* Start Data shown *
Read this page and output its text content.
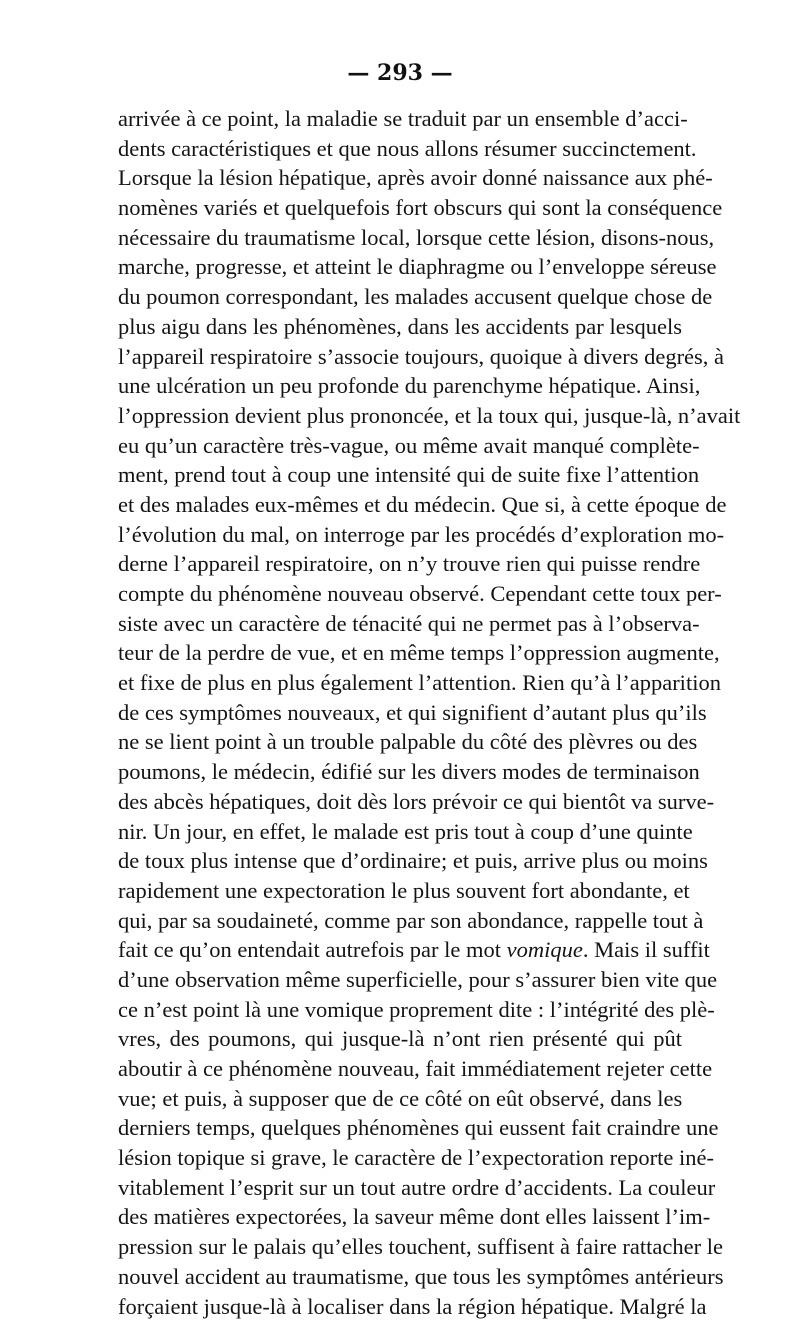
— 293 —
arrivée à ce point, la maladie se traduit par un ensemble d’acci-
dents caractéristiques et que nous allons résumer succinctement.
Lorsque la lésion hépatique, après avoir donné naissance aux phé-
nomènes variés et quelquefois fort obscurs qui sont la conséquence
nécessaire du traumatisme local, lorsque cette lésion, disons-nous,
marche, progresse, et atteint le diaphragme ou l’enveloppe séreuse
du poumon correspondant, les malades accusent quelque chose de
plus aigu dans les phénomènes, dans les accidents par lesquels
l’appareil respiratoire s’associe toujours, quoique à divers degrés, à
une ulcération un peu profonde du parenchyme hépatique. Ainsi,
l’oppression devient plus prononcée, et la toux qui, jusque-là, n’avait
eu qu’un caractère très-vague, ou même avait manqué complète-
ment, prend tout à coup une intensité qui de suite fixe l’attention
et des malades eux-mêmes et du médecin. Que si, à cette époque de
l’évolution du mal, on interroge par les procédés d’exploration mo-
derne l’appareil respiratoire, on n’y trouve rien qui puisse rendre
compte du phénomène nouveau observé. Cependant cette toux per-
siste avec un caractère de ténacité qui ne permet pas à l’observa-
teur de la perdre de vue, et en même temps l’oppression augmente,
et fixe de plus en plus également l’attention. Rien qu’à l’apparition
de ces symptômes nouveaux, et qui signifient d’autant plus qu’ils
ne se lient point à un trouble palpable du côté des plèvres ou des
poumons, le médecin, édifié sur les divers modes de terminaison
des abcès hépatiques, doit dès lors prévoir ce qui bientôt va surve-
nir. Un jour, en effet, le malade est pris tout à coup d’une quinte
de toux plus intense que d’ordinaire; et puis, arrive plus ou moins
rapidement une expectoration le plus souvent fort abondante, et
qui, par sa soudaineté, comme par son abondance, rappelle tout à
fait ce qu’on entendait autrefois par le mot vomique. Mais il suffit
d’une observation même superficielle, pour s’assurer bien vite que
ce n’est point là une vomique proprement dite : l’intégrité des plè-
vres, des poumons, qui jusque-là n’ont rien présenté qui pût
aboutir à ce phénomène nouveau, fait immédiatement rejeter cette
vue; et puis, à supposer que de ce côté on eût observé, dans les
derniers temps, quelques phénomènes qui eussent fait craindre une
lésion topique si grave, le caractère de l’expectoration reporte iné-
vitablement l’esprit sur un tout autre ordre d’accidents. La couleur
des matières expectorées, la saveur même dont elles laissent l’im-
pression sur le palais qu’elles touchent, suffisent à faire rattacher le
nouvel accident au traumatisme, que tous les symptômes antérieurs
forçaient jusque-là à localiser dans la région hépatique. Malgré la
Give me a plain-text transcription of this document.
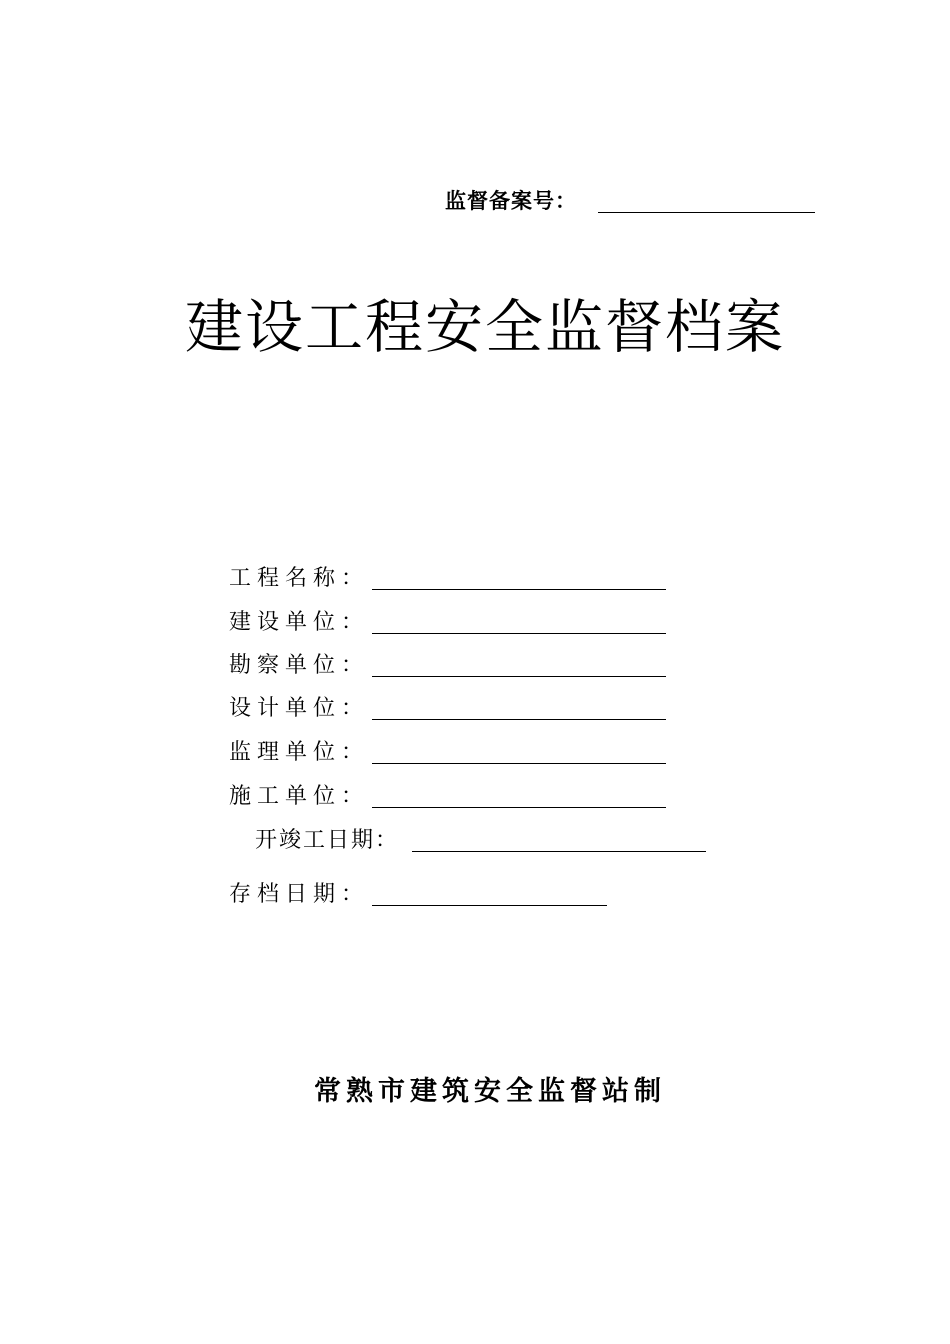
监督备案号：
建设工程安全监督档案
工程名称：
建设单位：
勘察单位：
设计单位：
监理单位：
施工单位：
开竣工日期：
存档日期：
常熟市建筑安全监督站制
* End Data shown *
● Stated problem
Reproduce the data above in full, exactly as it is, with the pictures left out.

● Reply
Read this page and output its text content.
— 293 —
arrivée à ce point, la maladie se traduit par un ensemble d’acci-
dents caractéristiques et que nous allons résumer succinctement.
Lorsque la lésion hépatique, après avoir donné naissance aux phé-
nomènes variés et quelquefois fort obscurs qui sont la conséquence
nécessaire du traumatisme local, lorsque cette lésion, disons-nous,
marche, progresse, et atteint le diaphragme ou l’enveloppe séreuse
du poumon correspondant, les malades accusent quelque chose de
plus aigu dans les phénomènes, dans les accidents par lesquels
l’appareil respiratoire s’associe toujours, quoique à divers degrés, à
une ulcération un peu profonde du parenchyme hépatique. Ainsi,
l’oppression devient plus prononcée, et la toux qui, jusque-là, n’avait
eu qu’un caractère très-vague, ou même avait manqué complète-
ment, prend tout à coup une intensité qui de suite fixe l’attention
et des malades eux-mêmes et du médecin. Que si, à cette époque de
l’évolution du mal, on interroge par les procédés d’exploration mo-
derne l’appareil respiratoire, on n’y trouve rien qui puisse rendre
compte du phénomène nouveau observé. Cependant cette toux per-
siste avec un caractère de ténacité qui ne permet pas à l’observa-
teur de la perdre de vue, et en même temps l’oppression augmente,
et fixe de plus en plus également l’attention. Rien qu’à l’apparition
de ces symptômes nouveaux, et qui signifient d’autant plus qu’ils
ne se lient point à un trouble palpable du côté des plèvres ou des
poumons, le médecin, édifié sur les divers modes de terminaison
des abcès hépatiques, doit dès lors prévoir ce qui bientôt va surve-
nir. Un jour, en effet, le malade est pris tout à coup d’une quinte
de toux plus intense que d’ordinaire; et puis, arrive plus ou moins
rapidement une expectoration le plus souvent fort abondante, et
qui, par sa soudaineté, comme par son abondance, rappelle tout à
fait ce qu’on entendait autrefois par le mot vomique. Mais il suffit
d’une observation même superficielle, pour s’assurer bien vite que
ce n’est point là une vomique proprement dite : l’intégrité des plè-
vres, des poumons, qui jusque-là n’ont rien présenté qui pût
aboutir à ce phénomène nouveau, fait immédiatement rejeter cette
vue; et puis, à supposer que de ce côté on eût observé, dans les
derniers temps, quelques phénomènes qui eussent fait craindre une
lésion topique si grave, le caractère de l’expectoration reporte iné-
vitablement l’esprit sur un tout autre ordre d’accidents. La couleur
des matières expectorées, la saveur même dont elles laissent l’im-
pression sur le palais qu’elles touchent, suffisent à faire rattacher le
nouvel accident au traumatisme, que tous les symptômes antérieurs
forçaient jusque-là à localiser dans la région hépatique. Malgré la
Give me a plain-text transcription of this document.
监督备案号：
建设工程安全监督档案
工程名称：
建设单位：
勘察单位：
设计单位：
监理单位：
施工单位：
开竣工日期：
存档日期：
常熟市建筑安全监督站制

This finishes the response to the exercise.